• **What needs to be done**
Give only the number of lines that include the string "title".

Figure contents as structured data
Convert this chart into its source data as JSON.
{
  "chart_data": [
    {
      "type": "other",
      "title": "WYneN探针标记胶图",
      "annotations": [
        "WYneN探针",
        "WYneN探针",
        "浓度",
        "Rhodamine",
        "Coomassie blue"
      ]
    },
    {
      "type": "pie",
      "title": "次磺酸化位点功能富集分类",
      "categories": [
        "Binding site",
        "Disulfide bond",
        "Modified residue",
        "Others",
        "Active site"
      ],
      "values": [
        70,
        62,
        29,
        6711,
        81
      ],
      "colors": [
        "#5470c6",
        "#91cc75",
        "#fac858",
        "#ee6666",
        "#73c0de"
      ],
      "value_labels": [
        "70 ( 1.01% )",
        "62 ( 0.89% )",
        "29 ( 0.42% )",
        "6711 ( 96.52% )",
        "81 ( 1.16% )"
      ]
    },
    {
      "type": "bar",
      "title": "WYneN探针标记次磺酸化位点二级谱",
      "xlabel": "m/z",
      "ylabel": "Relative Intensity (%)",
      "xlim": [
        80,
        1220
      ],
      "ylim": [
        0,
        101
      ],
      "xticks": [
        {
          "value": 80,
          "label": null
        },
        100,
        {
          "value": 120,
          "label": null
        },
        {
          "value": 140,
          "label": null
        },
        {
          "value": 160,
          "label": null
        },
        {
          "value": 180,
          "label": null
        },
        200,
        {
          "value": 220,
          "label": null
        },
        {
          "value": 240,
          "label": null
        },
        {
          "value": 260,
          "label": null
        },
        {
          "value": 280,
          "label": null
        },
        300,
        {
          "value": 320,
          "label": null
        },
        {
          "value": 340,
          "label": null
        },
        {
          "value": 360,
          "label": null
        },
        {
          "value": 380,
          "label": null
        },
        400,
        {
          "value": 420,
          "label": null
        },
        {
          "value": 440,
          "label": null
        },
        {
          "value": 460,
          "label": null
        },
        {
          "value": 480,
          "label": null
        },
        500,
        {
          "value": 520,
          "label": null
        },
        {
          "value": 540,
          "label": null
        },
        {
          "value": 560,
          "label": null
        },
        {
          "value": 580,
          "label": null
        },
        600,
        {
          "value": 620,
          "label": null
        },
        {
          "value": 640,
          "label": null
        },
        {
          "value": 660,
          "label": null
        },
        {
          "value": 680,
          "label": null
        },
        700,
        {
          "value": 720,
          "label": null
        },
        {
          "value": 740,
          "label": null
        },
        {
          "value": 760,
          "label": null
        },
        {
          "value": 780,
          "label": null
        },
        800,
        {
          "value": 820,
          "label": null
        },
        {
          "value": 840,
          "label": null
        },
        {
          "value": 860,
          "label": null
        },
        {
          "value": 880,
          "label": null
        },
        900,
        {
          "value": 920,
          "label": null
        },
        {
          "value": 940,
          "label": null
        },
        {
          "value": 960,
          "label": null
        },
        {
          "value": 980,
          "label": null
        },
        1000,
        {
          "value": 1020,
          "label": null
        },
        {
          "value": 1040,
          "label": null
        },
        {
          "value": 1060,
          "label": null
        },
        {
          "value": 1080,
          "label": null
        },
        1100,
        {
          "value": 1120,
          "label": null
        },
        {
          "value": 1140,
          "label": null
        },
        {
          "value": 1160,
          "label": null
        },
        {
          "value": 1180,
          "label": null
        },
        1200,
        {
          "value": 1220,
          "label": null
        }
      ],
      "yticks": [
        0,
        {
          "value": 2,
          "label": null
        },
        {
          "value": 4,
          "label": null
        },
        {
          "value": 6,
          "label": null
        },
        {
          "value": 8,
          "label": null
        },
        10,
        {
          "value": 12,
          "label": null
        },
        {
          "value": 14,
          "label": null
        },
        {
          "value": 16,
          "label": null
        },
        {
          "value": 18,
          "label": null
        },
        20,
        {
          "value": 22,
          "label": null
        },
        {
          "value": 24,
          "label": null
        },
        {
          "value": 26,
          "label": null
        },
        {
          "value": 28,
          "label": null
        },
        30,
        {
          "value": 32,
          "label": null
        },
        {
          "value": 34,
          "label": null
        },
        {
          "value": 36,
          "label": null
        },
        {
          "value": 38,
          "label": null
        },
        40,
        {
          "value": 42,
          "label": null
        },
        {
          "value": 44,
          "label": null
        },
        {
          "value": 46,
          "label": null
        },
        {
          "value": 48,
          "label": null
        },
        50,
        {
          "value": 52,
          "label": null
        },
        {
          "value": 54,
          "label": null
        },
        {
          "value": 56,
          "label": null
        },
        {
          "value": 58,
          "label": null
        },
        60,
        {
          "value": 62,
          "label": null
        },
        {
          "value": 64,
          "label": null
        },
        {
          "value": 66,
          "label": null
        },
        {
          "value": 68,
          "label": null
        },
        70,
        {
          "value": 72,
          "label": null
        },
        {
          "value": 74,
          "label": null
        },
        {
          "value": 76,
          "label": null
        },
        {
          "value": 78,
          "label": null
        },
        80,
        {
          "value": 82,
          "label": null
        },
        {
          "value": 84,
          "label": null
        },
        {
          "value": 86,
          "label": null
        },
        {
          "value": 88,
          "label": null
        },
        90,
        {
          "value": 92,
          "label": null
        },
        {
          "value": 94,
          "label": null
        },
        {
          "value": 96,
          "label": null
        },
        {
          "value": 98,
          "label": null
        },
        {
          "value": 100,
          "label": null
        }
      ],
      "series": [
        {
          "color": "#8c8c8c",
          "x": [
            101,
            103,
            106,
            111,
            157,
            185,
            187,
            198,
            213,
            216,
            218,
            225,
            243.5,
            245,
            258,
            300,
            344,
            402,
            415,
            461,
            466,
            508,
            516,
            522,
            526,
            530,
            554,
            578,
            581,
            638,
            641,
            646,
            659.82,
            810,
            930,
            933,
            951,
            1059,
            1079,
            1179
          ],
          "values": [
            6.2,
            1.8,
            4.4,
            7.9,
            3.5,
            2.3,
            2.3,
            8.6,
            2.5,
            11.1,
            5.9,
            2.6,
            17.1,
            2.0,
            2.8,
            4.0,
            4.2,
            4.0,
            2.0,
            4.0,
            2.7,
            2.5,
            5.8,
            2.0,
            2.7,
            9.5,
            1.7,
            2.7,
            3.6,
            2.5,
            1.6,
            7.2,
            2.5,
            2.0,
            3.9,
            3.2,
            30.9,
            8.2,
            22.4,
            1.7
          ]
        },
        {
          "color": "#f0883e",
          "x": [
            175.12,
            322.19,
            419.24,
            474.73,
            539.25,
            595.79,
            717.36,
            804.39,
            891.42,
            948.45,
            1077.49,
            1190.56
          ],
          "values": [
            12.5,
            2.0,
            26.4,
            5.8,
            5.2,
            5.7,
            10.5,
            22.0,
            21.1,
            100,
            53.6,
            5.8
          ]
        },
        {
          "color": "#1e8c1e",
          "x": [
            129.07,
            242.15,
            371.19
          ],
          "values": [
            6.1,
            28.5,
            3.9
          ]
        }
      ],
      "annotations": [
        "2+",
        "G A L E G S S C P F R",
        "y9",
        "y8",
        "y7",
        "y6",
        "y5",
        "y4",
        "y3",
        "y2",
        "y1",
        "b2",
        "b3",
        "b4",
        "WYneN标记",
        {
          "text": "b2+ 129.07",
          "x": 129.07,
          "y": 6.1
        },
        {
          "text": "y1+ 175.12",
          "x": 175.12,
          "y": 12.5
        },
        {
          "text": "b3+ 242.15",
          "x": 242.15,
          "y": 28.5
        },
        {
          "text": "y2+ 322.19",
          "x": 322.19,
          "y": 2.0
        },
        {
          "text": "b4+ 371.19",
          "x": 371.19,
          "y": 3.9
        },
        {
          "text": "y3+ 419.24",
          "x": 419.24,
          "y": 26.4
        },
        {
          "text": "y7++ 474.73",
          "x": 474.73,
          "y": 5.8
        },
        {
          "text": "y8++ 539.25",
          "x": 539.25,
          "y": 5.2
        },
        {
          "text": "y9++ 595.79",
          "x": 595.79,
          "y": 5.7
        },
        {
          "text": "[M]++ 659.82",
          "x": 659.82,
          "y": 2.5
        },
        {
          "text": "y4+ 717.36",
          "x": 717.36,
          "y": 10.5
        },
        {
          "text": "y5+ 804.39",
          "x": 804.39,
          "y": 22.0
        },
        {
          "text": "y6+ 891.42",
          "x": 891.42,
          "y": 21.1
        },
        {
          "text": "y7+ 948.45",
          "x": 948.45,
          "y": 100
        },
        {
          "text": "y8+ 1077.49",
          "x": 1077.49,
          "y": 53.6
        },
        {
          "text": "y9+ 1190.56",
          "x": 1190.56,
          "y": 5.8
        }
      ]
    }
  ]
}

• **Written solution**
3